**Set task**
Skip the pictures and quote all of the lines exactly.

**Material for this exercise**
+ + + + +

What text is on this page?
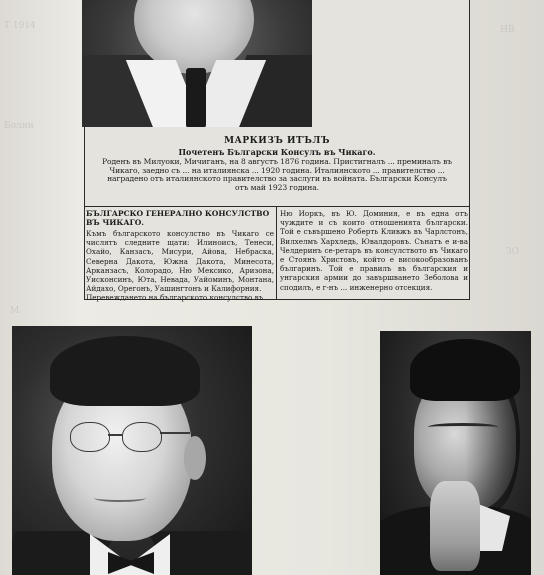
Т 1914
Болни
HB
ЗО
M
МАРКИЗЪ ИТЪЛЪ
Почетенъ Български Консулъ въ Чикаго.
Роденъ въ Милуоки, Мичиганъ, на 8 августъ 1876 година. Пристигналъ ... преминалъ въ Чикаго, заедно съ ... на италиянска ... 1920 година. Италиянското ... правителство ... наградено отъ италиянското правителство за заслуги въ войната. Български Консулъ отъ май 1923 година.
БЪЛГАРСКО ГЕНЕРАЛНО КОНСУЛСТВО ВЪ ЧИКАГО.
Къмъ българското консулство въ Чикаго се числятъ следните щати: Илиноисъ, Тенеси, Охайо, Канзасъ, Мисури, Айова, Небраска, Северна Дакота, Южна Дакота, Минесота, Арканзасъ, Колорадо, Ню Мексико, Аризона, Уисконсинъ, Юта, Невада, Уайоминъ, Монтана, Айдахо, Орегонъ, Уашингтонъ и Калифорния.
Перевеждането на българското консулство въ
Ню Иоркъ, въ Ю. Доминия, е въ една отъ чуждите и съ които отношенията български. Той е съвършено Роберть Кливжъ въ Чарлстонъ, Вилхелмъ Хархледь, Ювалдоровъ. Сънатъ е и-ва Челдеринъ се-ретаръ въ консулството въ Чикаго е Стоянъ Христовъ, който е високообразованъ българинъ. Той е правилъ въ българския и унгарския армии до завършването Зеболова и сподилъ, е г-нъ ... инженерно отсекция.
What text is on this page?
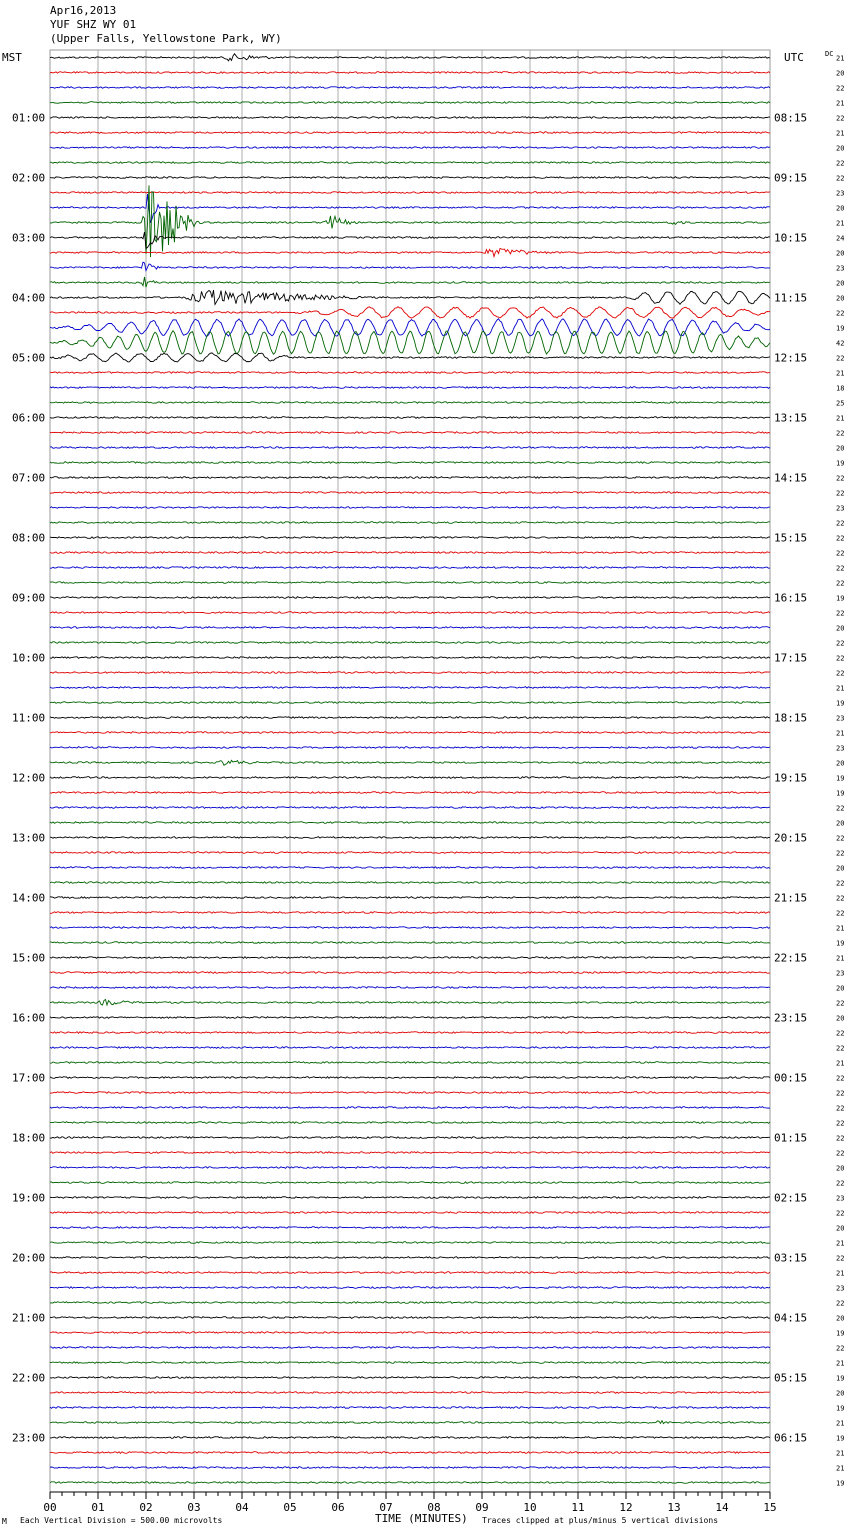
Apr16,2013
YUF SHZ WY 01
(Upper Falls, Yellowstone Park, WY)
MST	UTC	DC
01:00
02:00
03:00
04:00
05:00
06:00
07:00
08:00
09:00
10:00
11:00
12:00
13:00
14:00
15:00
16:00
17:00
18:00
19:00
20:00
21:00
22:00
23:00
08:15
09:15
10:15
11:15
12:15
13:15
14:15
15:15
16:15
17:15
18:15
19:15
20:15
21:15
22:15
23:15
00:15
01:15
02:15
03:15
04:15
05:15
06:15
21
20
22
21
22
21
20
22
22
23
20
21
24
20
23
20
20
22
19
42
22
21
18
25
21
22
20
19
22
22
23
22
22
22
22
22
19
22
20
22
22
22
21
19
23
21
23
20
19
19
22
20
22
22
20
22
22
22
21
19
21
23
20
22
20
22
22
21
22
22
22
22
22
22
20
22
23
22
20
21
22
21
23
22
20
19
22
21
19
20
19
21
19
21
21
19
00	01	02	03	04	05	06	07	08	09	10	11	12	13	14	15
TIME (MINUTES)
M Each Vertical Division = 500.00 microvolts	Traces clipped at plus/minus 5 vertical divisions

+ + + + +

**Full answer**
What text is on this page?
Т 1914
Болни
HB
ЗО
M
МАРКИЗЪ ИТЪЛЪ
Почетенъ Български Консулъ въ Чикаго.
Роденъ въ Милуоки, Мичиганъ, на 8 августъ 1876 година. Пристигналъ ... преминалъ въ Чикаго, заедно съ ... на италиянска ... 1920 година. Италиянското ... правителство ... наградено отъ италиянското правителство за заслуги въ войната. Български Консулъ отъ май 1923 година.
БЪЛГАРСКО ГЕНЕРАЛНО КОНСУЛСТВО ВЪ ЧИКАГО.
Къмъ българското консулство въ Чикаго се числятъ следните щати: Илиноисъ, Тенеси, Охайо, Канзасъ, Мисури, Айова, Небраска, Северна Дакота, Южна Дакота, Минесота, Арканзасъ, Колорадо, Ню Мексико, Аризона, Уисконсинъ, Юта, Невада, Уайоминъ, Монтана, Айдахо, Орегонъ, Уашингтонъ и Калифорния.
Перевеждането на българското консулство въ
Ню Иоркъ, въ Ю. Доминия, е въ една отъ чуждите и съ които отношенията български. Той е съвършено Роберть Кливжъ въ Чарлстонъ, Вилхелмъ Хархледь, Ювалдоровъ. Сънатъ е и-ва Челдеринъ се-ретаръ въ консулството въ Чикаго е Стоянъ Христовъ, който е високообразованъ българинъ. Той е правилъ въ българския и унгарския армии до завършването Зеболова и сподилъ, е г-нъ ... инженерно отсекция.
What text is on this page?
Apr16,2013
YUF SHZ WY 01
(Upper Falls, Yellowstone Park, WY)
MST	UTC	DC
01:00
02:00
03:00
04:00
05:00
06:00
07:00
08:00
09:00
10:00
11:00
12:00
13:00
14:00
15:00
16:00
17:00
18:00
19:00
20:00
21:00
22:00
23:00
08:15
09:15
10:15
11:15
12:15
13:15
14:15
15:15
16:15
17:15
18:15
19:15
20:15
21:15
22:15
23:15
00:15
01:15
02:15
03:15
04:15
05:15
06:15
21
20
22
21
22
21
20
22
22
23
20
21
24
20
23
20
20
22
19
42
22
21
18
25
21
22
20
19
22
22
23
22
22
22
22
22
19
22
20
22
22
22
21
19
23
21
23
20
19
19
22
20
22
22
20
22
22
22
21
19
21
23
20
22
20
22
22
21
22
22
22
22
22
22
20
22
23
22
20
21
22
21
23
22
20
19
22
21
19
20
19
21
19
21
21
19
00	01	02	03	04	05	06	07	08	09	10	11	12	13	14	15
TIME (MINUTES)
M Each Vertical Division = 500.00 microvolts	Traces clipped at plus/minus 5 vertical divisions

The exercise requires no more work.